TASK TO CARRY OUT: Transcribe the whole listing without a single picture.

ENTRIES SHOWN:
━━━━━━━━━━━━━━━━━━━━

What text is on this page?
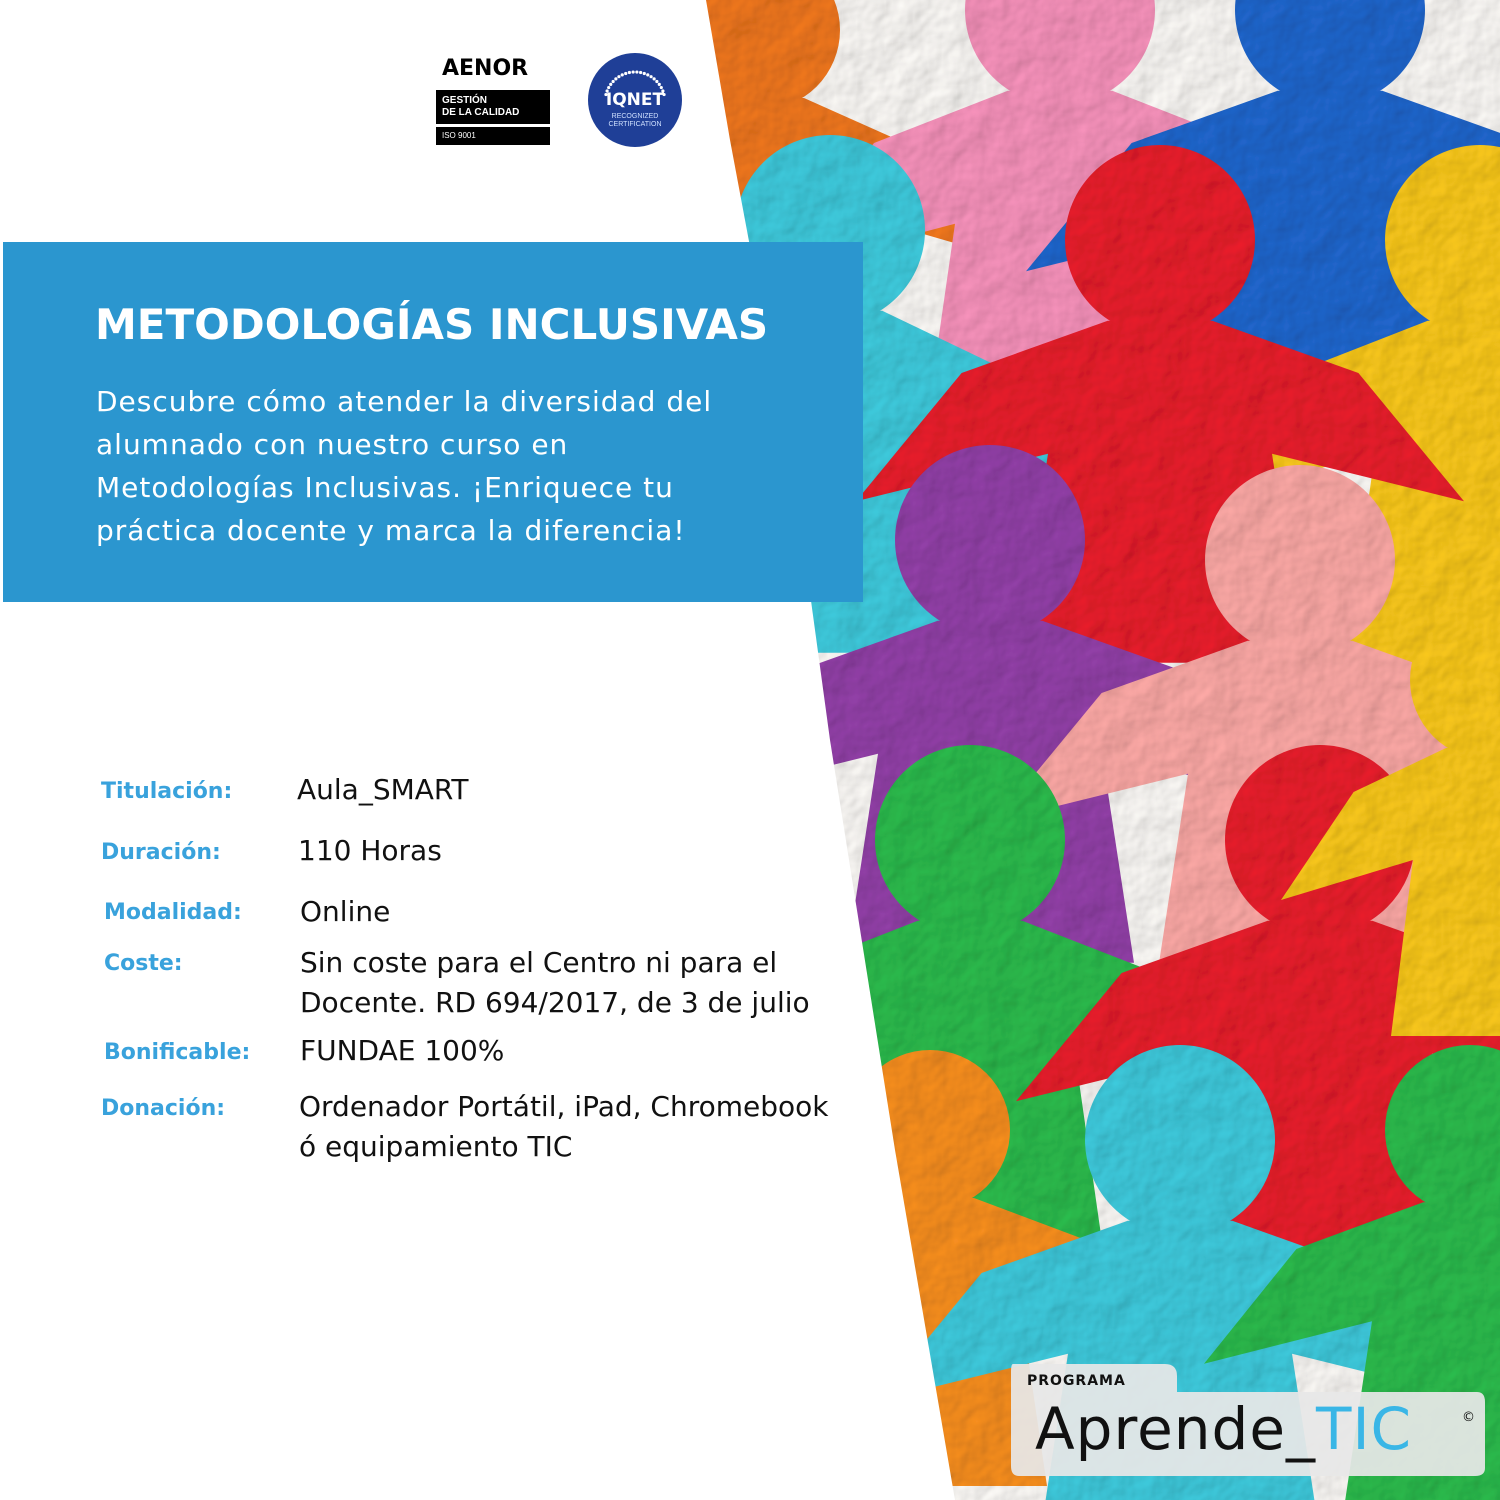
AENOR
GESTIÓN
DE LA CALIDAD
ISO 9001
IQNET
RECOGNIZED
CERTIFICATION
METODOLOGÍAS INCLUSIVAS
Descubre cómo atender la diversidad del
alumnado con nuestro curso en
Metodologías Inclusivas. ¡Enriquece tu
práctica docente y marca la diferencia!
Titulación: Aula_SMART
Duración:	110 Horas
Modalidad: Online
Coste:	Sin coste para el Centro ni para el
Docente. RD 694/2017, de 3 de julio
Bonificable: FUNDAE 100%
Donación:	Ordenador Portátil, iPad, Chromebook
ó equipamiento TIC
PROGRAMA
Aprende_TIC	©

━━━━━━━━━━━━━━━━━━━━

EXERCISE ANSWER:
What text is on this page?
AENOR
GESTIÓN
DE LA CALIDAD
ISO 9001
IQNET
RECOGNIZED
CERTIFICATION
METODOLOGÍAS INCLUSIVAS
Descubre cómo atender la diversidad del
alumnado con nuestro curso en
Metodologías Inclusivas. ¡Enriquece tu
práctica docente y marca la diferencia!
Titulación: Aula_SMART
Duración:	110 Horas
Modalidad: Online
Coste:	Sin coste para el Centro ni para el
Docente. RD 694/2017, de 3 de julio
Bonificable: FUNDAE 100%
Donación:	Ordenador Portátil, iPad, Chromebook
ó equipamiento TIC
PROGRAMA
Aprende_TIC	©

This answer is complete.